Go through the entries below and print each one exactly, leaving out pictures.

◆ INPUT MATERIAL:

□ □ □ □ □

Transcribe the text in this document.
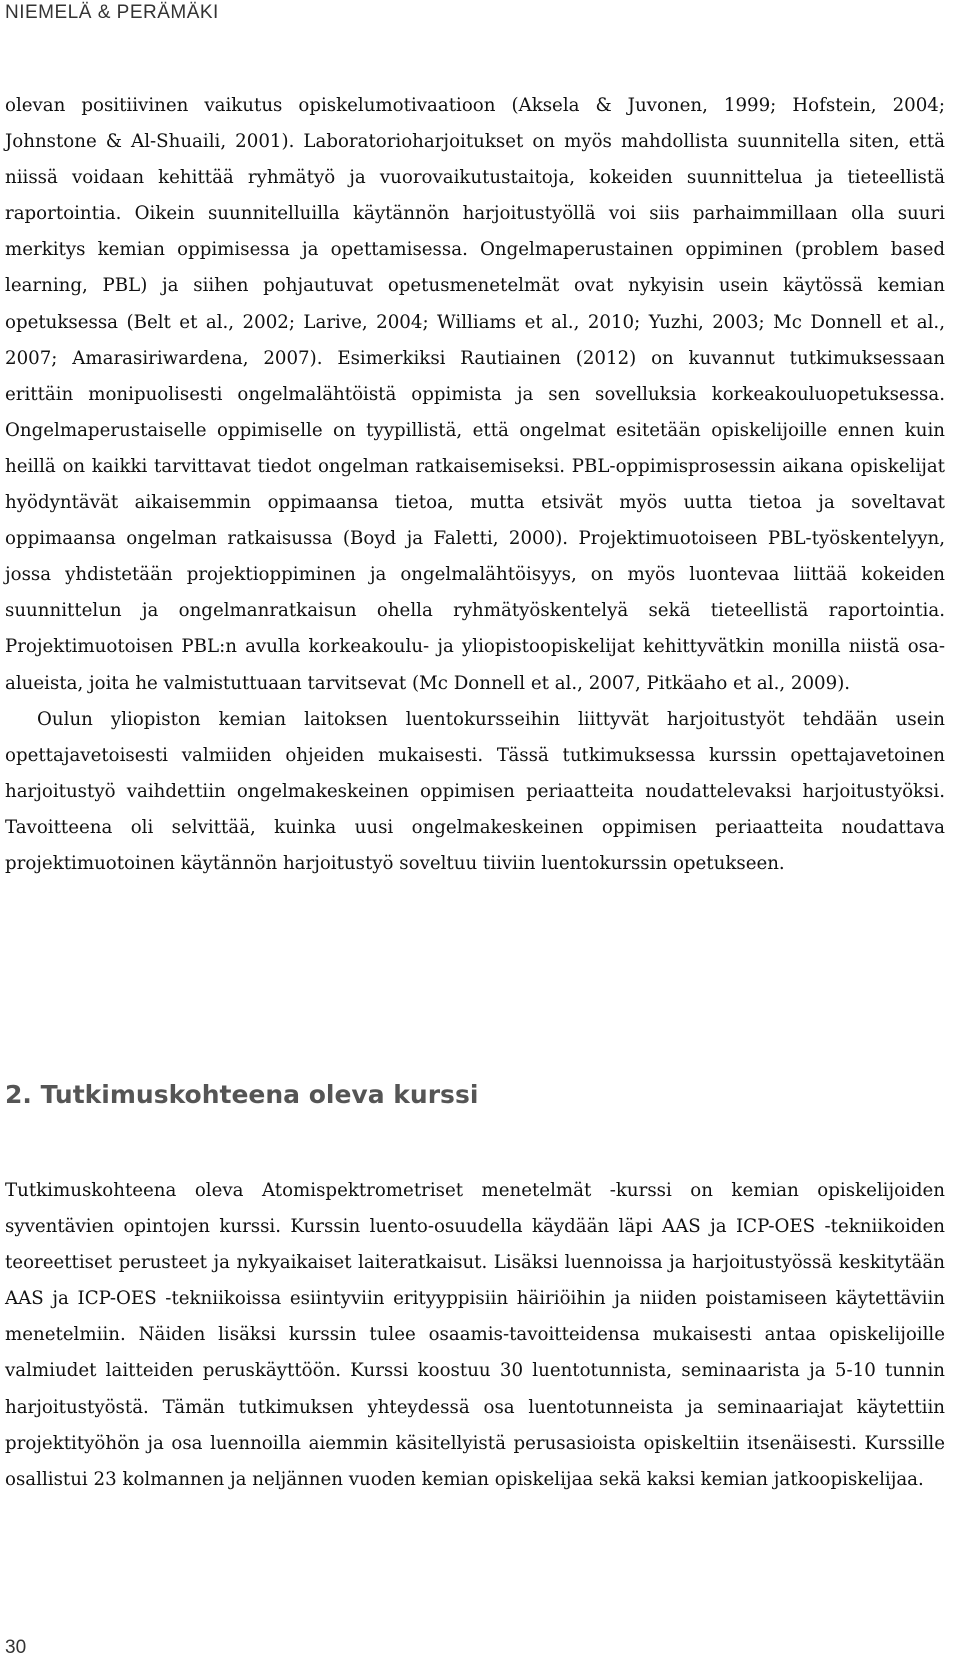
NIEMELÄ & PERÄMÄKI

olevan positiivinen vaikutus opiskelumotivaatioon (Aksela & Juvonen, 1999; Hofstein, 2004; Johnstone & Al-Shuaili, 2001). Laboratorioharjoitukset on myös mahdollista suunnitella siten, että niissä voidaan kehittää ryhmätyö ja vuorovaikutustaitoja, kokeiden suunnittelua ja tieteellistä raportointia. Oikein suunnitelluilla käytännön harjoitustyöllä voi siis parhaimmillaan olla suuri merkitys kemian oppimisessa ja opettamisessa. Ongelmaperustainen oppiminen (problem based learning, PBL) ja siihen pohjautuvat opetusmenetelmät ovat nykyisin usein käytössä kemian opetuksessa (Belt et al., 2002; Larive, 2004; Williams et al., 2010; Yuzhi, 2003; Mc Donnell et al., 2007; Amarasiriwardena, 2007). Esimerkiksi Rautiainen (2012) on kuvannut tutkimuksessaan erittäin monipuolisesti ongelmalähtöistä oppimista ja sen sovelluksia korkeakouluopetuksessa. Ongelmaperustaiselle oppimiselle on tyypillistä, että ongelmat esitetään opiskelijoille ennen kuin heillä on kaikki tarvittavat tiedot ongelman ratkaisemiseksi. PBL-oppimisprosessin aikana opiskelijat hyödyntävät aikaisemmin oppimaansa tietoa, mutta etsivät myös uutta tietoa ja soveltavat oppimaansa ongelman ratkaisussa (Boyd ja Faletti, 2000). Projektimuotoiseen PBL-työskentelyyn, jossa yhdistetään projektioppiminen ja ongelmalähtöisyys, on myös luontevaa liittää kokeiden suunnittelun ja ongelmanratkaisun ohella ryhmätyöskentelyä sekä tieteellistä raportointia. Projektimuotoisen PBL:n avulla korkeakoulu- ja yliopistoopiskelijat kehittyvätkin monilla niistä osa-alueista, joita he valmistuttuaan tarvitsevat (Mc Donnell et al., 2007, Pitkäaho et al., 2009).

Oulun yliopiston kemian laitoksen luentokursseihin liittyvät harjoitustyöt tehdään usein opettajavetoisesti valmiiden ohjeiden mukaisesti. Tässä tutkimuksessa kurssin opettajavetoinen harjoitustyö vaihdettiin ongelmakeskeinen oppimisen periaatteita noudattelevaksi harjoitustyöksi. Tavoitteena oli selvittää, kuinka uusi ongelmakeskeinen oppimisen periaatteita noudattava projektimuotoinen käytännön harjoitustyö soveltuu tiiviin luentokurssin opetukseen.

2. Tutkimuskohteena oleva kurssi

Tutkimuskohteena oleva Atomispektrometriset menetelmät -kurssi on kemian opiskelijoiden syventävien opintojen kurssi. Kurssin luento-osuudella käydään läpi AAS ja ICP-OES -tekniikoiden teoreettiset perusteet ja nykyaikaiset laiteratkaisut. Lisäksi luennoissa ja harjoitustyössä keskitytään AAS ja ICP-OES -tekniikoissa esiintyviin erityyppisiin häiriöihin ja niiden poistamiseen käytettäviin menetelmiin. Näiden lisäksi kurssin tulee osaamis-tavoitteidensa mukaisesti antaa opiskelijoille valmiudet laitteiden peruskäyttöön. Kurssi koostuu 30 luentotunnista, seminaarista ja 5-10 tunnin harjoitustyöstä. Tämän tutkimuksen yhteydessä osa luentotunneista ja seminaariajat käytettiin projektityöhön ja osa luennoilla aiemmin käsitellyistä perusasioista opiskeltiin itsenäisesti. Kurssille osallistui 23 kolmannen ja neljännen vuoden kemian opiskelijaa sekä kaksi kemian jatkoopiskelijaa.

30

□ □ □ □ □

◆ WRITTEN SOLUTION:
Transcribe the text in this document.
NIEMELÄ & PERÄMÄKI

olevan positiivinen vaikutus opiskelumotivaatioon (Aksela & Juvonen, 1999; Hofstein, 2004; Johnstone & Al-Shuaili, 2001). Laboratorioharjoitukset on myös mahdollista suunnitella siten, että niissä voidaan kehittää ryhmätyö ja vuorovaikutustaitoja, kokeiden suunnittelua ja tieteellistä raportointia. Oikein suunnitelluilla käytännön harjoitustyöllä voi siis parhaimmillaan olla suuri merkitys kemian oppimisessa ja opettamisessa. Ongelmaperustainen oppiminen (problem based learning, PBL) ja siihen pohjautuvat opetusmenetelmät ovat nykyisin usein käytössä kemian opetuksessa (Belt et al., 2002; Larive, 2004; Williams et al., 2010; Yuzhi, 2003; Mc Donnell et al., 2007; Amarasiriwardena, 2007). Esimerkiksi Rautiainen (2012) on kuvannut tutkimuksessaan erittäin monipuolisesti ongelmalähtöistä oppimista ja sen sovelluksia korkeakouluopetuksessa. Ongelmaperustaiselle oppimiselle on tyypillistä, että ongelmat esitetään opiskelijoille ennen kuin heillä on kaikki tarvittavat tiedot ongelman ratkaisemiseksi. PBL-oppimisprosessin aikana opiskelijat hyödyntävät aikaisemmin oppimaansa tietoa, mutta etsivät myös uutta tietoa ja soveltavat oppimaansa ongelman ratkaisussa (Boyd ja Faletti, 2000). Projektimuotoiseen PBL-työskentelyyn, jossa yhdistetään projektioppiminen ja ongelmalähtöisyys, on myös luontevaa liittää kokeiden suunnittelun ja ongelmanratkaisun ohella ryhmätyöskentelyä sekä tieteellistä raportointia. Projektimuotoisen PBL:n avulla korkeakoulu- ja yliopistoopiskelijat kehittyvätkin monilla niistä osa-alueista, joita he valmistuttuaan tarvitsevat (Mc Donnell et al., 2007, Pitkäaho et al., 2009).

Oulun yliopiston kemian laitoksen luentokursseihin liittyvät harjoitustyöt tehdään usein opettajavetoisesti valmiiden ohjeiden mukaisesti. Tässä tutkimuksessa kurssin opettajavetoinen harjoitustyö vaihdettiin ongelmakeskeinen oppimisen periaatteita noudattelevaksi harjoitustyöksi. Tavoitteena oli selvittää, kuinka uusi ongelmakeskeinen oppimisen periaatteita noudattava projektimuotoinen käytännön harjoitustyö soveltuu tiiviin luentokurssin opetukseen.

2. Tutkimuskohteena oleva kurssi

Tutkimuskohteena oleva Atomispektrometriset menetelmät -kurssi on kemian opiskelijoiden syventävien opintojen kurssi. Kurssin luento-osuudella käydään läpi AAS ja ICP-OES -tekniikoiden teoreettiset perusteet ja nykyaikaiset laiteratkaisut. Lisäksi luennoissa ja harjoitustyössä keskitytään AAS ja ICP-OES -tekniikoissa esiintyviin erityyppisiin häiriöihin ja niiden poistamiseen käytettäviin menetelmiin. Näiden lisäksi kurssin tulee osaamis-tavoitteidensa mukaisesti antaa opiskelijoille valmiudet laitteiden peruskäyttöön. Kurssi koostuu 30 luentotunnista, seminaarista ja 5-10 tunnin harjoitustyöstä. Tämän tutkimuksen yhteydessä osa luentotunneista ja seminaariajat käytettiin projektityöhön ja osa luennoilla aiemmin käsitellyistä perusasioista opiskeltiin itsenäisesti. Kurssille osallistui 23 kolmannen ja neljännen vuoden kemian opiskelijaa sekä kaksi kemian jatkoopiskelijaa.

30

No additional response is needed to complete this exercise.